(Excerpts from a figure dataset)
____

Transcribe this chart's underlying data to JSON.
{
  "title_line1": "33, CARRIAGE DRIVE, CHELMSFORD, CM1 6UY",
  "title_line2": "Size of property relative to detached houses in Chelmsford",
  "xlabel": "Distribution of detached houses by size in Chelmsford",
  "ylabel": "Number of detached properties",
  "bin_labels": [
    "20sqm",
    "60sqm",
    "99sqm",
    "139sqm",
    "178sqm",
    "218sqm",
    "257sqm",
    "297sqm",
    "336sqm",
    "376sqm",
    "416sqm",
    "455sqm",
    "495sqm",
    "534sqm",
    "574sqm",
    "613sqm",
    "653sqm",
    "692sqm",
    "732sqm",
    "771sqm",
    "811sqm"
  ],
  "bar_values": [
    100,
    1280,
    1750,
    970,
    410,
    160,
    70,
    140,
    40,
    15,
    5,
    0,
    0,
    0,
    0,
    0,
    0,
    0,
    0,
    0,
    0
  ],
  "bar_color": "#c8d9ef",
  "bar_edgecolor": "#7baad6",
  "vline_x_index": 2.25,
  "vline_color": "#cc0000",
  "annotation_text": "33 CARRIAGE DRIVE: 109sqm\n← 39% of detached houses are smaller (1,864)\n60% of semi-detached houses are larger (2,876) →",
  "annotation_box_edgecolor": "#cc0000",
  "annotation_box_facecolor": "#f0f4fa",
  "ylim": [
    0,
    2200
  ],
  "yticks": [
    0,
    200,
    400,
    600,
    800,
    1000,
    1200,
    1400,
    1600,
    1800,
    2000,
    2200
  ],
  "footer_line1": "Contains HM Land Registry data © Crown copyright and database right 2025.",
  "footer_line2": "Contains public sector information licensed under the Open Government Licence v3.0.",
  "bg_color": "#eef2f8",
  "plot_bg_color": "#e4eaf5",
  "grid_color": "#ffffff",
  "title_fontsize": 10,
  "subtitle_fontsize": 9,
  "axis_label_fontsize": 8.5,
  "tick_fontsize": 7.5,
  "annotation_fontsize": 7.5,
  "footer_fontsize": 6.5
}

____

### WORK TO BE COMPLETED:
Set down all of the entries exactly, please.

### RESULT FOR THIS TASK:
Transcribe this chart's underlying data to JSON.
{
  "title_line1": "33, CARRIAGE DRIVE, CHELMSFORD, CM1 6UY",
  "title_line2": "Size of property relative to detached houses in Chelmsford",
  "xlabel": "Distribution of detached houses by size in Chelmsford",
  "ylabel": "Number of detached properties",
  "bin_labels": [
    "20sqm",
    "60sqm",
    "99sqm",
    "139sqm",
    "178sqm",
    "218sqm",
    "257sqm",
    "297sqm",
    "336sqm",
    "376sqm",
    "416sqm",
    "455sqm",
    "495sqm",
    "534sqm",
    "574sqm",
    "613sqm",
    "653sqm",
    "692sqm",
    "732sqm",
    "771sqm",
    "811sqm"
  ],
  "bar_values": [
    100,
    1280,
    1750,
    970,
    410,
    160,
    70,
    140,
    40,
    15,
    5,
    0,
    0,
    0,
    0,
    0,
    0,
    0,
    0,
    0,
    0
  ],
  "bar_color": "#c8d9ef",
  "bar_edgecolor": "#7baad6",
  "vline_x_index": 2.25,
  "vline_color": "#cc0000",
  "annotation_text": "33 CARRIAGE DRIVE: 109sqm\n← 39% of detached houses are smaller (1,864)\n60% of semi-detached houses are larger (2,876) →",
  "annotation_box_edgecolor": "#cc0000",
  "annotation_box_facecolor": "#f0f4fa",
  "ylim": [
    0,
    2200
  ],
  "yticks": [
    0,
    200,
    400,
    600,
    800,
    1000,
    1200,
    1400,
    1600,
    1800,
    2000,
    2200
  ],
  "footer_line1": "Contains HM Land Registry data © Crown copyright and database right 2025.",
  "footer_line2": "Contains public sector information licensed under the Open Government Licence v3.0.",
  "bg_color": "#eef2f8",
  "plot_bg_color": "#e4eaf5",
  "grid_color": "#ffffff",
  "title_fontsize": 10,
  "subtitle_fontsize": 9,
  "axis_label_fontsize": 8.5,
  "tick_fontsize": 7.5,
  "annotation_fontsize": 7.5,
  "footer_fontsize": 6.5
}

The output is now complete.